* **GIVEN INFORMATION**
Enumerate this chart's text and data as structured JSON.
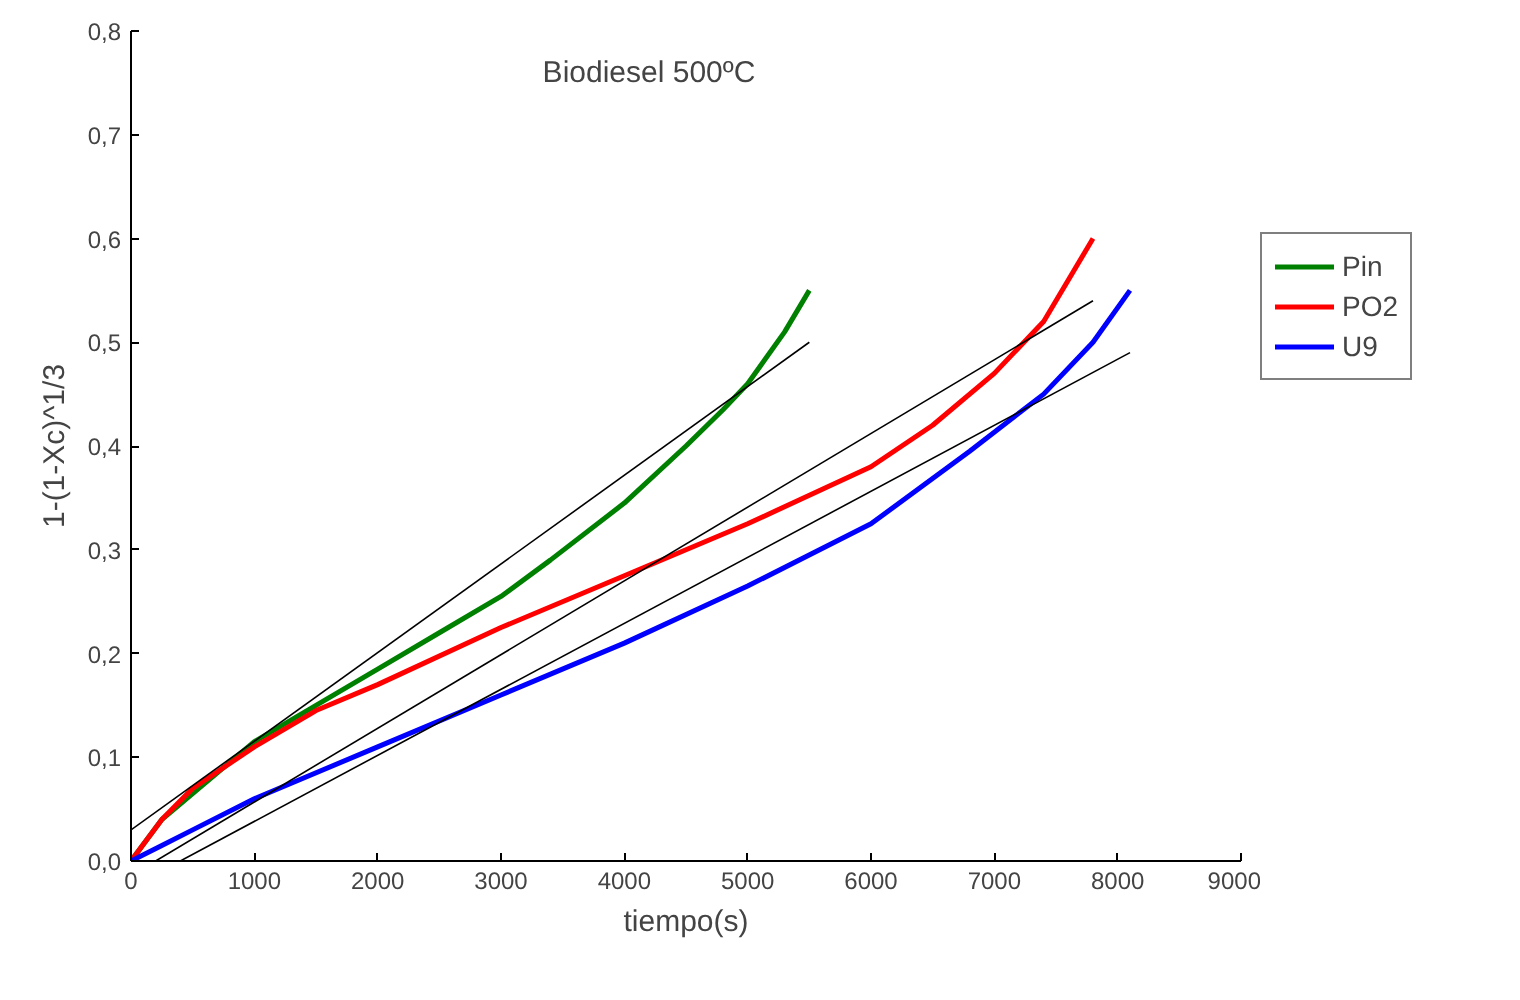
{
  "chart_data": {
    "type": "line",
    "title": "Biodiesel 500ºC",
    "xlabel": "tiempo(s)",
    "ylabel": "1-(1-Xc)^1/3",
    "xlim": [
      0,
      9000
    ],
    "ylim": [
      0,
      0.8
    ],
    "xticks": [
      0,
      1000,
      2000,
      3000,
      4000,
      5000,
      6000,
      7000,
      8000,
      9000
    ],
    "yticks": [
      {
        "value": 0,
        "label": "0,0"
      },
      {
        "value": 0.1,
        "label": "0,1"
      },
      {
        "value": 0.2,
        "label": "0,2"
      },
      {
        "value": 0.3,
        "label": "0,3"
      },
      {
        "value": 0.4,
        "label": "0,4"
      },
      {
        "value": 0.5,
        "label": "0,5"
      },
      {
        "value": 0.6,
        "label": "0,6"
      },
      {
        "value": 0.7,
        "label": "0,7"
      },
      {
        "value": 0.8,
        "label": "0,8"
      }
    ],
    "grid": false,
    "legend": "right",
    "line_style": "solid",
    "series": [
      {
        "name": "Pin",
        "color": "#008000",
        "x": [
          0,
          250,
          500,
          1000,
          1500,
          2000,
          2500,
          3000,
          3400,
          4000,
          4500,
          4800,
          5000,
          5300,
          5500
        ],
        "values": [
          0,
          0.04,
          0.065,
          0.115,
          0.15,
          0.185,
          0.22,
          0.255,
          0.29,
          0.345,
          0.4,
          0.435,
          0.46,
          0.51,
          0.55
        ]
      },
      {
        "name": "PO2",
        "color": "#ff0000",
        "x": [
          0,
          250,
          500,
          1000,
          1500,
          2000,
          3000,
          4000,
          5000,
          6000,
          6500,
          7000,
          7400,
          7800
        ],
        "values": [
          0,
          0.04,
          0.07,
          0.11,
          0.145,
          0.17,
          0.225,
          0.275,
          0.325,
          0.38,
          0.42,
          0.47,
          0.52,
          0.6
        ]
      },
      {
        "name": "U9",
        "color": "#0000ff",
        "x": [
          0,
          250,
          500,
          1000,
          2000,
          3000,
          4000,
          5000,
          6000,
          6800,
          7400,
          7800,
          8100
        ],
        "values": [
          0,
          0.015,
          0.03,
          0.06,
          0.11,
          0.16,
          0.21,
          0.265,
          0.325,
          0.395,
          0.45,
          0.5,
          0.55
        ]
      },
      {
        "color": "#000000",
        "x": [
          0,
          5500
        ],
        "values": [
          0.03,
          0.5
        ]
      },
      {
        "color": "#000000",
        "x": [
          200,
          7800
        ],
        "values": [
          0,
          0.54
        ]
      },
      {
        "color": "#000000",
        "x": [
          400,
          8100
        ],
        "values": [
          0,
          0.49
        ]
      }
    ]
  }
}
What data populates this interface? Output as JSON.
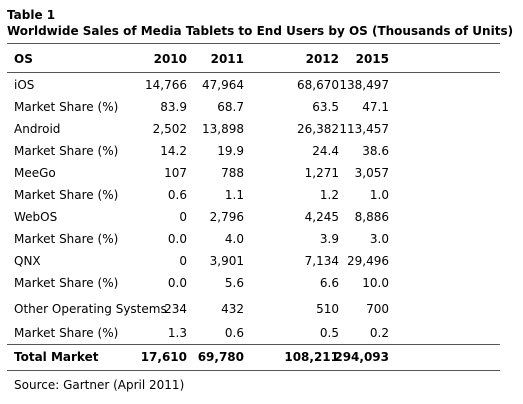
{
  "table": {
    "caption_line1": "Table 1",
    "caption_line2": "Worldwide Sales of Media Tablets to End Users by OS (Thousands of Units)",
    "columns": [
      "OS",
      "2010",
      "2011",
      "2012",
      "2015"
    ],
    "rows": [
      [
        "iOS",
        "14,766",
        "47,964",
        "68,670",
        "138,497"
      ],
      [
        "Market Share (%)",
        "83.9",
        "68.7",
        "63.5",
        "47.1"
      ],
      [
        "Android",
        "2,502",
        "13,898",
        "26,382",
        "113,457"
      ],
      [
        "Market Share (%)",
        "14.2",
        "19.9",
        "24.4",
        "38.6"
      ],
      [
        "MeeGo",
        "107",
        "788",
        "1,271",
        "3,057"
      ],
      [
        "Market Share (%)",
        "0.6",
        "1.1",
        "1.2",
        "1.0"
      ],
      [
        "WebOS",
        "0",
        "2,796",
        "4,245",
        "8,886"
      ],
      [
        "Market Share (%)",
        "0.0",
        "4.0",
        "3.9",
        "3.0"
      ],
      [
        "QNX",
        "0",
        "3,901",
        "7,134",
        "29,496"
      ],
      [
        "Market Share (%)",
        "0.0",
        "5.6",
        "6.6",
        "10.0"
      ],
      [
        "Other Operating Systems",
        "234",
        "432",
        "510",
        "700"
      ],
      [
        "Market Share (%)",
        "1.3",
        "0.6",
        "0.5",
        "0.2"
      ]
    ],
    "total": [
      "Total Market",
      "17,610",
      "69,780",
      "108,211",
      "294,093"
    ],
    "source": "Source: Gartner (April 2011)"
  }
}
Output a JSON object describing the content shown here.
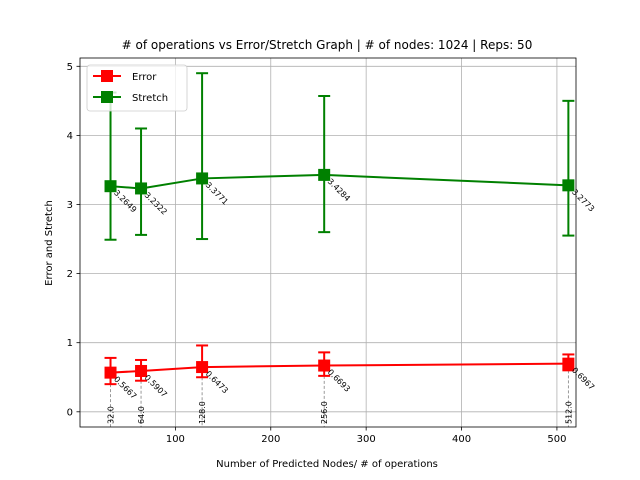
{
  "chart_data": {
    "type": "line",
    "title": "# of operations vs Error/Stretch Graph | # of nodes: 1024 | Reps: 50",
    "xlabel": "Number of Predicted Nodes/ # of operations",
    "ylabel": "Error and Stretch",
    "xlim": [
      0,
      520
    ],
    "ylim": [
      -0.22,
      5.12
    ],
    "x_ticks": [
      100,
      200,
      300,
      400,
      500
    ],
    "y_ticks": [
      0,
      1,
      2,
      3,
      4,
      5
    ],
    "grid": true,
    "legend": "top-left",
    "x": [
      32,
      64,
      128,
      256,
      512
    ],
    "x_annotations": [
      "32.0",
      "64.0",
      "128.0",
      "256.0",
      "512.0"
    ],
    "series": [
      {
        "name": "Error",
        "color": "#ff0000",
        "marker": "square",
        "values": [
          0.5667,
          0.5907,
          0.6473,
          0.6693,
          0.6967
        ],
        "labels": [
          "0.5667",
          "0.5907",
          "0.6473",
          "0.6693",
          "0.6967"
        ],
        "err_low": [
          0.4,
          0.45,
          0.5,
          0.52,
          0.6
        ],
        "err_high": [
          0.78,
          0.75,
          0.96,
          0.86,
          0.83
        ]
      },
      {
        "name": "Stretch",
        "color": "#008000",
        "marker": "square",
        "values": [
          3.2649,
          3.2322,
          3.3771,
          3.4284,
          3.2773
        ],
        "labels": [
          "3.2649",
          "3.2322",
          "3.3771",
          "3.4284",
          "3.2773"
        ],
        "err_low": [
          2.49,
          2.56,
          2.5,
          2.6,
          2.55
        ],
        "err_high": [
          4.62,
          4.1,
          4.9,
          4.57,
          4.5
        ]
      }
    ]
  }
}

* **WHAT IS REQUIRED**
Omit the pictures and please write out exactly the lines between the one containing "Output a JSON" and the last line of the entries, both included.

* **EXERCISE SOLUTION**
Output a JSON object describing the content shown here.
{
  "chart_data": {
    "type": "line",
    "title": "# of operations vs Error/Stretch Graph | # of nodes: 1024 | Reps: 50",
    "xlabel": "Number of Predicted Nodes/ # of operations",
    "ylabel": "Error and Stretch",
    "xlim": [
      0,
      520
    ],
    "ylim": [
      -0.22,
      5.12
    ],
    "x_ticks": [
      100,
      200,
      300,
      400,
      500
    ],
    "y_ticks": [
      0,
      1,
      2,
      3,
      4,
      5
    ],
    "grid": true,
    "legend": "top-left",
    "x": [
      32,
      64,
      128,
      256,
      512
    ],
    "x_annotations": [
      "32.0",
      "64.0",
      "128.0",
      "256.0",
      "512.0"
    ],
    "series": [
      {
        "name": "Error",
        "color": "#ff0000",
        "marker": "square",
        "values": [
          0.5667,
          0.5907,
          0.6473,
          0.6693,
          0.6967
        ],
        "labels": [
          "0.5667",
          "0.5907",
          "0.6473",
          "0.6693",
          "0.6967"
        ],
        "err_low": [
          0.4,
          0.45,
          0.5,
          0.52,
          0.6
        ],
        "err_high": [
          0.78,
          0.75,
          0.96,
          0.86,
          0.83
        ]
      },
      {
        "name": "Stretch",
        "color": "#008000",
        "marker": "square",
        "values": [
          3.2649,
          3.2322,
          3.3771,
          3.4284,
          3.2773
        ],
        "labels": [
          "3.2649",
          "3.2322",
          "3.3771",
          "3.4284",
          "3.2773"
        ],
        "err_low": [
          2.49,
          2.56,
          2.5,
          2.6,
          2.55
        ],
        "err_high": [
          4.62,
          4.1,
          4.9,
          4.57,
          4.5
        ]
      }
    ]
  }
}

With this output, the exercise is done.